§ **Exercise objective**
Every line in the data below has to be repeated exactly; no picture belongs in the result.
(Exercise data begins)
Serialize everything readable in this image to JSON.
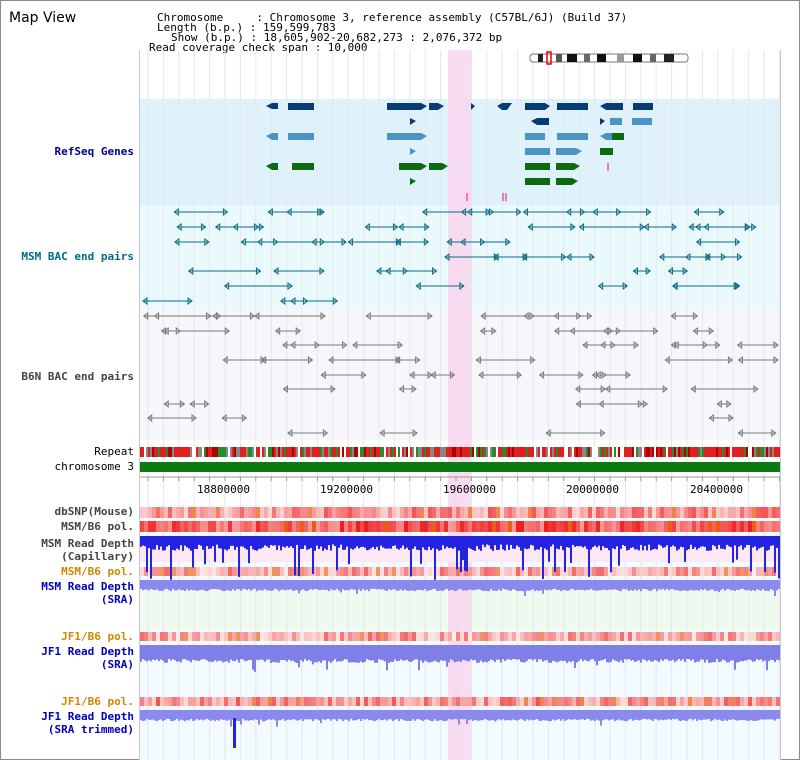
{
  "view_title": "Map View",
  "info": {
    "chromosome_line": "Chromosome     : Chromosome 3, reference assembly (C57BL/6J) (Build 37)",
    "length_line": "Length (b.p.) : 159,599,783",
    "show_line": "Show (b.p.) : 18,605,902-20,682,273 : 2,076,372 bp",
    "coverage_line": "Read coverage check span : 10,000"
  },
  "tracks": {
    "refseq": "RefSeq Genes",
    "msm_bac": "MSM BAC end pairs",
    "b6n_bac": "B6N BAC end pairs",
    "repeat": "Repeat",
    "chromosome": "chromosome 3",
    "dbsnp": "dbSNP(Mouse)",
    "msm_pol": "MSM/B6 pol.",
    "msm_depth_cap_1": "MSM Read Depth",
    "msm_depth_cap_2": "(Capillary)",
    "msm_pol_2": "MSM/B6 pol.",
    "msm_depth_sra_1": "MSM Read Depth",
    "msm_depth_sra_2": "(SRA)",
    "jf1_pol": "JF1/B6 pol.",
    "jf1_depth_sra_1": "JF1 Read Depth",
    "jf1_depth_sra_2": "(SRA)",
    "jf1_pol_2": "JF1/B6 pol.",
    "jf1_depth_trim_1": "JF1 Read Depth",
    "jf1_depth_trim_2": "(SRA trimmed)"
  },
  "axis": {
    "ticks": [
      "18800000",
      "19200000",
      "19600000",
      "20000000",
      "20400000"
    ]
  },
  "colors": {
    "refseq_bg": "#dff2fb",
    "msm_bg": "#eafafc",
    "b6n_bg": "#f6f6fb",
    "highlight": "#f9d6ef",
    "gene_navy": "#073b76",
    "gene_steel": "#4b93c2",
    "gene_green": "#0c6b10",
    "msm_feature": "#0b6a84",
    "b6n_feature": "#7a7a7a",
    "label_navy": "#000099",
    "label_teal": "#006b84",
    "label_gray": "#444444",
    "label_orange": "#cc8800",
    "label_blue": "#0000bb"
  }
}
(Exercise data ends)
§ **Your response**
Serialize everything readable in this image to JSON.
{
  "view_title": "Map View",
  "info": {
    "chromosome_line": "Chromosome     : Chromosome 3, reference assembly (C57BL/6J) (Build 37)",
    "length_line": "Length (b.p.) : 159,599,783",
    "show_line": "Show (b.p.) : 18,605,902-20,682,273 : 2,076,372 bp",
    "coverage_line": "Read coverage check span : 10,000"
  },
  "tracks": {
    "refseq": "RefSeq Genes",
    "msm_bac": "MSM BAC end pairs",
    "b6n_bac": "B6N BAC end pairs",
    "repeat": "Repeat",
    "chromosome": "chromosome 3",
    "dbsnp": "dbSNP(Mouse)",
    "msm_pol": "MSM/B6 pol.",
    "msm_depth_cap_1": "MSM Read Depth",
    "msm_depth_cap_2": "(Capillary)",
    "msm_pol_2": "MSM/B6 pol.",
    "msm_depth_sra_1": "MSM Read Depth",
    "msm_depth_sra_2": "(SRA)",
    "jf1_pol": "JF1/B6 pol.",
    "jf1_depth_sra_1": "JF1 Read Depth",
    "jf1_depth_sra_2": "(SRA)",
    "jf1_pol_2": "JF1/B6 pol.",
    "jf1_depth_trim_1": "JF1 Read Depth",
    "jf1_depth_trim_2": "(SRA trimmed)"
  },
  "axis": {
    "ticks": [
      "18800000",
      "19200000",
      "19600000",
      "20000000",
      "20400000"
    ]
  },
  "colors": {
    "refseq_bg": "#dff2fb",
    "msm_bg": "#eafafc",
    "b6n_bg": "#f6f6fb",
    "highlight": "#f9d6ef",
    "gene_navy": "#073b76",
    "gene_steel": "#4b93c2",
    "gene_green": "#0c6b10",
    "msm_feature": "#0b6a84",
    "b6n_feature": "#7a7a7a",
    "label_navy": "#000099",
    "label_teal": "#006b84",
    "label_gray": "#444444",
    "label_orange": "#cc8800",
    "label_blue": "#0000bb"
  }
}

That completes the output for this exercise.